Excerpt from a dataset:
═══

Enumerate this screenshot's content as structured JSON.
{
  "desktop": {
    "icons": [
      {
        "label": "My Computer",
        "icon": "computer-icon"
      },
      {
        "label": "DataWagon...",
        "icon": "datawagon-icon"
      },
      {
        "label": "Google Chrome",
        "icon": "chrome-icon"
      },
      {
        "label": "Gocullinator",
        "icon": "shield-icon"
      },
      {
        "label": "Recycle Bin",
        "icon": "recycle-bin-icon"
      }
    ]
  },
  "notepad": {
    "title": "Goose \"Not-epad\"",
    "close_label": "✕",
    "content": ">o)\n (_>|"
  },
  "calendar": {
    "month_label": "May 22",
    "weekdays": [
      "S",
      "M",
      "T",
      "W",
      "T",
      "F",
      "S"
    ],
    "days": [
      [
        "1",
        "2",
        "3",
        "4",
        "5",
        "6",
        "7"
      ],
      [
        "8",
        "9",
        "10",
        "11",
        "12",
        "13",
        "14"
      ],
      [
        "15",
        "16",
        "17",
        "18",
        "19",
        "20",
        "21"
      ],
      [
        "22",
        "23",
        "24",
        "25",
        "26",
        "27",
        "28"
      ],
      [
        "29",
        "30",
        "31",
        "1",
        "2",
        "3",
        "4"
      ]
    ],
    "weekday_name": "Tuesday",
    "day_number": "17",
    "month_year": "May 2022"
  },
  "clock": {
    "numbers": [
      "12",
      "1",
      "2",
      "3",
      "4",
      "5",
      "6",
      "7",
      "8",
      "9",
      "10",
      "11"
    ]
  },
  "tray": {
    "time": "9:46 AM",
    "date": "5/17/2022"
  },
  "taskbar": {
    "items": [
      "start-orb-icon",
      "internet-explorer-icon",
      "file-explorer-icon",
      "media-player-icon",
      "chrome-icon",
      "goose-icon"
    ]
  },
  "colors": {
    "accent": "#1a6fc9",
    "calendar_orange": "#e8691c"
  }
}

═══

Goal of the exercise: Restate every line of the data word for word.

Output of the task:
Enumerate this screenshot's content as structured JSON.
{
  "desktop": {
    "icons": [
      {
        "label": "My Computer",
        "icon": "computer-icon"
      },
      {
        "label": "DataWagon...",
        "icon": "datawagon-icon"
      },
      {
        "label": "Google Chrome",
        "icon": "chrome-icon"
      },
      {
        "label": "Gocullinator",
        "icon": "shield-icon"
      },
      {
        "label": "Recycle Bin",
        "icon": "recycle-bin-icon"
      }
    ]
  },
  "notepad": {
    "title": "Goose \"Not-epad\"",
    "close_label": "✕",
    "content": ">o)\n (_>|"
  },
  "calendar": {
    "month_label": "May 22",
    "weekdays": [
      "S",
      "M",
      "T",
      "W",
      "T",
      "F",
      "S"
    ],
    "days": [
      [
        "1",
        "2",
        "3",
        "4",
        "5",
        "6",
        "7"
      ],
      [
        "8",
        "9",
        "10",
        "11",
        "12",
        "13",
        "14"
      ],
      [
        "15",
        "16",
        "17",
        "18",
        "19",
        "20",
        "21"
      ],
      [
        "22",
        "23",
        "24",
        "25",
        "26",
        "27",
        "28"
      ],
      [
        "29",
        "30",
        "31",
        "1",
        "2",
        "3",
        "4"
      ]
    ],
    "weekday_name": "Tuesday",
    "day_number": "17",
    "month_year": "May 2022"
  },
  "clock": {
    "numbers": [
      "12",
      "1",
      "2",
      "3",
      "4",
      "5",
      "6",
      "7",
      "8",
      "9",
      "10",
      "11"
    ]
  },
  "tray": {
    "time": "9:46 AM",
    "date": "5/17/2022"
  },
  "taskbar": {
    "items": [
      "start-orb-icon",
      "internet-explorer-icon",
      "file-explorer-icon",
      "media-player-icon",
      "chrome-icon",
      "goose-icon"
    ]
  },
  "colors": {
    "accent": "#1a6fc9",
    "calendar_orange": "#e8691c"
  }
}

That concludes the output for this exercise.